WHAT TO DO.
Please write out all the data that follows exactly, without the pictures.

EXERCISE DATA.
┌────────
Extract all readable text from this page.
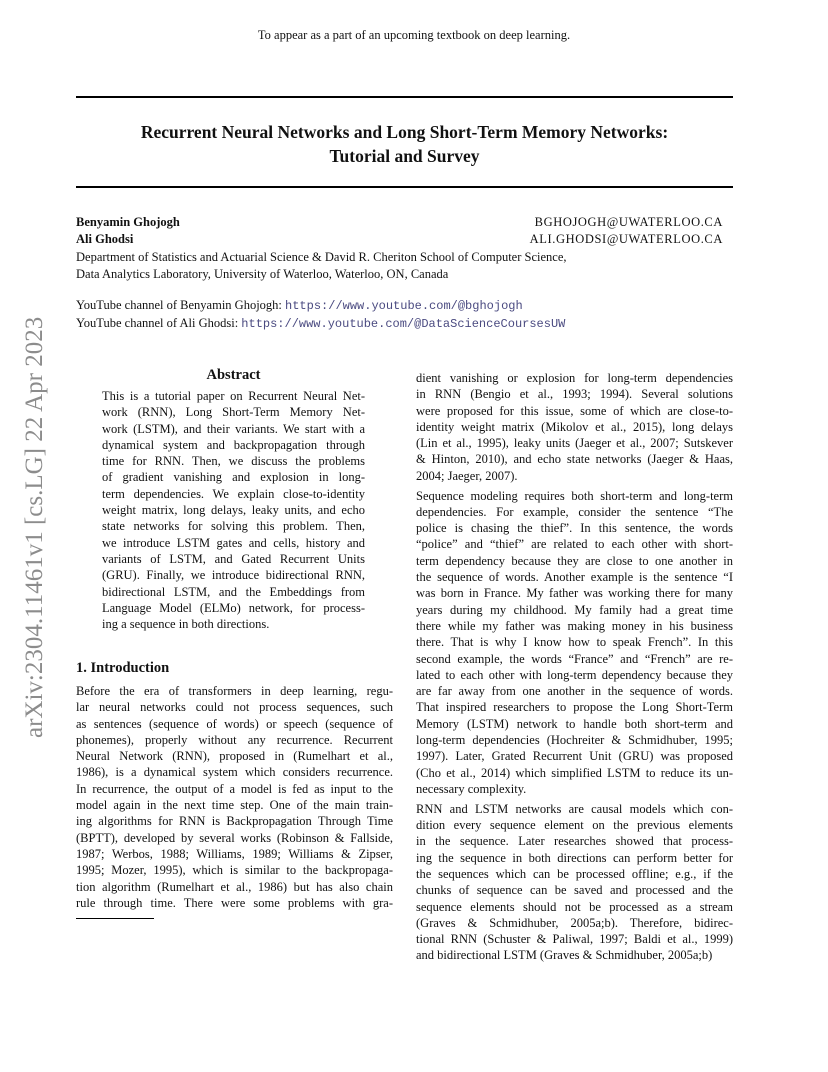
To appear as a part of an upcoming textbook on deep learning.
Recurrent Neural Networks and Long Short-Term Memory Networks:
Tutorial and Survey
Benyamin Ghojogh	BGHOJOGH@UWATERLOO.CA
Ali Ghodsi	ALI.GHODSI@UWATERLOO.CA
Department of Statistics and Actuarial Science & David R. Cheriton School of Computer Science,
Data Analytics Laboratory, University of Waterloo, Waterloo, ON, Canada
YouTube channel of Benyamin Ghojogh: https://www.youtube.com/@bghojogh
YouTube channel of Ali Ghodsi: https://www.youtube.com/@DataScienceCoursesUW
arXiv:2304.11461v1 [cs.LG] 22 Apr 2023	Abstract
This is a tutorial paper on Recurrent Neural Net-
work (RNN), Long Short-Term Memory Net-
work (LSTM), and their variants. We start with a
dynamical system and backpropagation through
time for RNN. Then, we discuss the problems
of gradient vanishing and explosion in long-
term dependencies. We explain close-to-identity
weight matrix, long delays, leaky units, and echo
state networks for solving this problem. Then,
we introduce LSTM gates and cells, history and
variants of LSTM, and Gated Recurrent Units
(GRU). Finally, we introduce bidirectional RNN,
bidirectional LSTM, and the Embeddings from
Language Model (ELMo) network, for process-
ing a sequence in both directions.
1. Introduction
Before the era of transformers in deep learning, regu-
lar neural networks could not process sequences, such
as sentences (sequence of words) or speech (sequence of
phonemes), properly without any recurrence. Recurrent
Neural Network (RNN), proposed in (Rumelhart et al.,
1986), is a dynamical system which considers recurrence.
In recurrence, the output of a model is fed as input to the
model again in the next time step. One of the main train-
ing algorithms for RNN is Backpropagation Through Time
(BPTT), developed by several works (Robinson & Fallside,
1987; Werbos, 1988; Williams, 1989; Williams & Zipser,
1995; Mozer, 1995), which is similar to the backpropaga-
tion algorithm (Rumelhart et al., 1986) but has also chain
rule through time. There were some problems with gra-
dient vanishing or explosion for long-term dependencies
in RNN (Bengio et al., 1993; 1994). Several solutions
were proposed for this issue, some of which are close-to-
identity weight matrix (Mikolov et al., 2015), long delays
(Lin et al., 1995), leaky units (Jaeger et al., 2007; Sutskever
& Hinton, 2010), and echo state networks (Jaeger & Haas,
2004; Jaeger, 2007).
Sequence modeling requires both short-term and long-term
dependencies. For example, consider the sentence “The
police is chasing the thief”. In this sentence, the words
“police” and “thief” are related to each other with short-
term dependency because they are close to one another in
the sequence of words. Another example is the sentence “I
was born in France. My father was working there for many
years during my childhood. My family had a great time
there while my father was making money in his business
there. That is why I know how to speak French”. In this
second example, the words “France” and “French” are re-
lated to each other with long-term dependency because they
are far away from one another in the sequence of words.
That inspired researchers to propose the Long Short-Term
Memory (LSTM) network to handle both short-term and
long-term dependencies (Hochreiter & Schmidhuber, 1995;
1997). Later, Grated Recurrent Unit (GRU) was proposed
(Cho et al., 2014) which simplified LSTM to reduce its un-
necessary complexity.
RNN and LSTM networks are causal models which con-
dition every sequence element on the previous elements
in the sequence. Later researches showed that process-
ing the sequence in both directions can perform better for
the sequences which can be processed offline; e.g., if the
chunks of sequence can be saved and processed and the
sequence elements should not be processed as a stream
(Graves & Schmidhuber, 2005a;b). Therefore, bidirec-
tional RNN (Schuster & Paliwal, 1997; Baldi et al., 1999)
and bidirectional LSTM (Graves & Schmidhuber, 2005a;b)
└────────
REPLY TO THE EXERCISE.
Extract all readable text from this page.
To appear as a part of an upcoming textbook on deep learning.
Recurrent Neural Networks and Long Short-Term Memory Networks:
Tutorial and Survey
Benyamin Ghojogh	BGHOJOGH@UWATERLOO.CA
Ali Ghodsi	ALI.GHODSI@UWATERLOO.CA
Department of Statistics and Actuarial Science & David R. Cheriton School of Computer Science,
Data Analytics Laboratory, University of Waterloo, Waterloo, ON, Canada
YouTube channel of Benyamin Ghojogh: https://www.youtube.com/@bghojogh
YouTube channel of Ali Ghodsi: https://www.youtube.com/@DataScienceCoursesUW
arXiv:2304.11461v1 [cs.LG] 22 Apr 2023	Abstract
This is a tutorial paper on Recurrent Neural Net-
work (RNN), Long Short-Term Memory Net-
work (LSTM), and their variants. We start with a
dynamical system and backpropagation through
time for RNN. Then, we discuss the problems
of gradient vanishing and explosion in long-
term dependencies. We explain close-to-identity
weight matrix, long delays, leaky units, and echo
state networks for solving this problem. Then,
we introduce LSTM gates and cells, history and
variants of LSTM, and Gated Recurrent Units
(GRU). Finally, we introduce bidirectional RNN,
bidirectional LSTM, and the Embeddings from
Language Model (ELMo) network, for process-
ing a sequence in both directions.
1. Introduction
Before the era of transformers in deep learning, regu-
lar neural networks could not process sequences, such
as sentences (sequence of words) or speech (sequence of
phonemes), properly without any recurrence. Recurrent
Neural Network (RNN), proposed in (Rumelhart et al.,
1986), is a dynamical system which considers recurrence.
In recurrence, the output of a model is fed as input to the
model again in the next time step. One of the main train-
ing algorithms for RNN is Backpropagation Through Time
(BPTT), developed by several works (Robinson & Fallside,
1987; Werbos, 1988; Williams, 1989; Williams & Zipser,
1995; Mozer, 1995), which is similar to the backpropaga-
tion algorithm (Rumelhart et al., 1986) but has also chain
rule through time. There were some problems with gra-
dient vanishing or explosion for long-term dependencies
in RNN (Bengio et al., 1993; 1994). Several solutions
were proposed for this issue, some of which are close-to-
identity weight matrix (Mikolov et al., 2015), long delays
(Lin et al., 1995), leaky units (Jaeger et al., 2007; Sutskever
& Hinton, 2010), and echo state networks (Jaeger & Haas,
2004; Jaeger, 2007).
Sequence modeling requires both short-term and long-term
dependencies. For example, consider the sentence “The
police is chasing the thief”. In this sentence, the words
“police” and “thief” are related to each other with short-
term dependency because they are close to one another in
the sequence of words. Another example is the sentence “I
was born in France. My father was working there for many
years during my childhood. My family had a great time
there while my father was making money in his business
there. That is why I know how to speak French”. In this
second example, the words “France” and “French” are re-
lated to each other with long-term dependency because they
are far away from one another in the sequence of words.
That inspired researchers to propose the Long Short-Term
Memory (LSTM) network to handle both short-term and
long-term dependencies (Hochreiter & Schmidhuber, 1995;
1997). Later, Grated Recurrent Unit (GRU) was proposed
(Cho et al., 2014) which simplified LSTM to reduce its un-
necessary complexity.
RNN and LSTM networks are causal models which con-
dition every sequence element on the previous elements
in the sequence. Later researches showed that process-
ing the sequence in both directions can perform better for
the sequences which can be processed offline; e.g., if the
chunks of sequence can be saved and processed and the
sequence elements should not be processed as a stream
(Graves & Schmidhuber, 2005a;b). Therefore, bidirec-
tional RNN (Schuster & Paliwal, 1997; Baldi et al., 1999)
and bidirectional LSTM (Graves & Schmidhuber, 2005a;b)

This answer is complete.